[Extracted data entries]

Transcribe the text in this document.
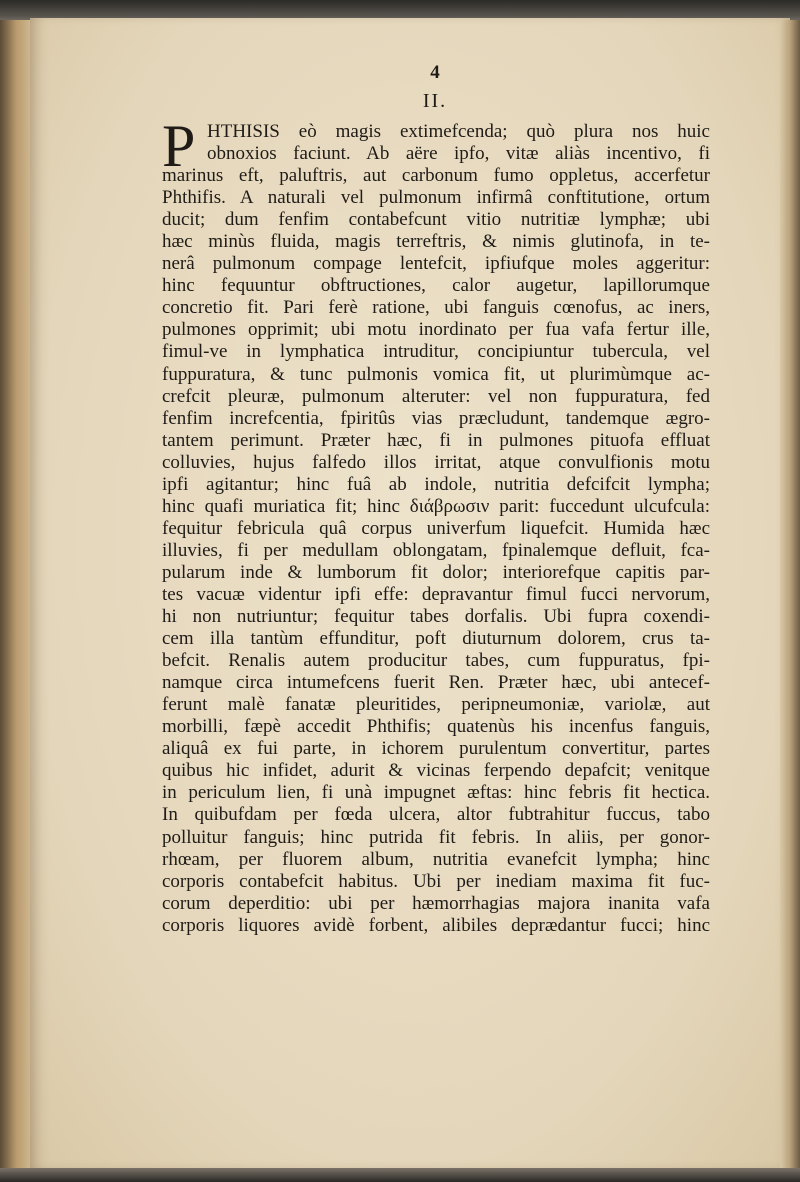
4
II.
P HTHISIS eò magis extimefcenda; quò plura nos huic
obnoxios faciunt. Ab aëre ipfo, vitæ aliàs incentivo, fi
marinus eft, paluftris, aut carbonum fumo oppletus, accerfetur
Phthifis. A naturali vel pulmonum infirmâ conftitutione, ortum
ducit; dum fenfim contabefcunt vitio nutritiæ lymphæ; ubi
hæc minùs fluida, magis terreftris, & nimis glutinofa, in te-
nerâ pulmonum compage lentefcit, ipfiufque moles aggeritur:
hinc fequuntur obftructiones, calor augetur, lapillorumque
concretio fit. Pari ferè ratione, ubi fanguis cœnofus, ac iners,
pulmones opprimit; ubi motu inordinato per fua vafa fertur ille,
fimul-ve in lymphatica intruditur, concipiuntur tubercula, vel
fuppuratura, & tunc pulmonis vomica fit, ut plurimùmque ac-
crefcit pleuræ, pulmonum alteruter: vel non fuppuratura, fed
fenfim increfcentia, fpiritûs vias præcludunt, tandemque ægro-
tantem perimunt. Præter hæc, fi in pulmones pituofa effluat
colluvies, hujus falfedo illos irritat, atque convulfionis motu
ipfi agitantur; hinc fuâ ab indole, nutritia defcifcit lympha;
hinc quafi muriatica fit; hinc διάβρωσιν parit: fuccedunt ulcufcula:
fequitur febricula quâ corpus univerfum liquefcit. Humida hæc
illuvies, fi per medullam oblongatam, fpinalemque defluit, fca-
pularum inde & lumborum fit dolor; interiorefque capitis par-
tes vacuæ videntur ipfi effe: depravantur fimul fucci nervorum,
hi non nutriuntur; fequitur tabes dorfalis. Ubi fupra coxendi-
cem illa tantùm effunditur, poft diuturnum dolorem, crus ta-
befcit. Renalis autem producitur tabes, cum fuppuratus, fpi-
namque circa intumefcens fuerit Ren. Præter hæc, ubi antecef-
ferunt malè fanatæ pleuritides, peripneumoniæ, variolæ, aut
morbilli, fæpè accedit Phthifis; quatenùs his incenfus fanguis,
aliquâ ex fui parte, in ichorem purulentum convertitur, partes
quibus hic infidet, adurit & vicinas ferpendo depafcit; venitque
in periculum lien, fi unà impugnet æftas: hinc febris fit hectica.
In quibufdam per fœda ulcera, altor fubtrahitur fuccus, tabo
polluitur fanguis; hinc putrida fit febris. In aliis, per gonor-
rhœam, per fluorem album, nutritia evanefcit lympha; hinc
corporis contabefcit habitus. Ubi per inediam maxima fit fuc-
corum deperditio: ubi per hæmorrhagias majora inanita vafa
corporis liquores avidè forbent, alibiles deprædantur fucci; hinc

TASK OBJECTIVE:
From the records above, pull out every line containing the word "Præter".

SOLUTION FOR THIS PROBLEM:
tantem perimunt. Præter hæc, fi in pulmones pituofa effluat
namque circa intumefcens fuerit Ren. Præter hæc, ubi antecef-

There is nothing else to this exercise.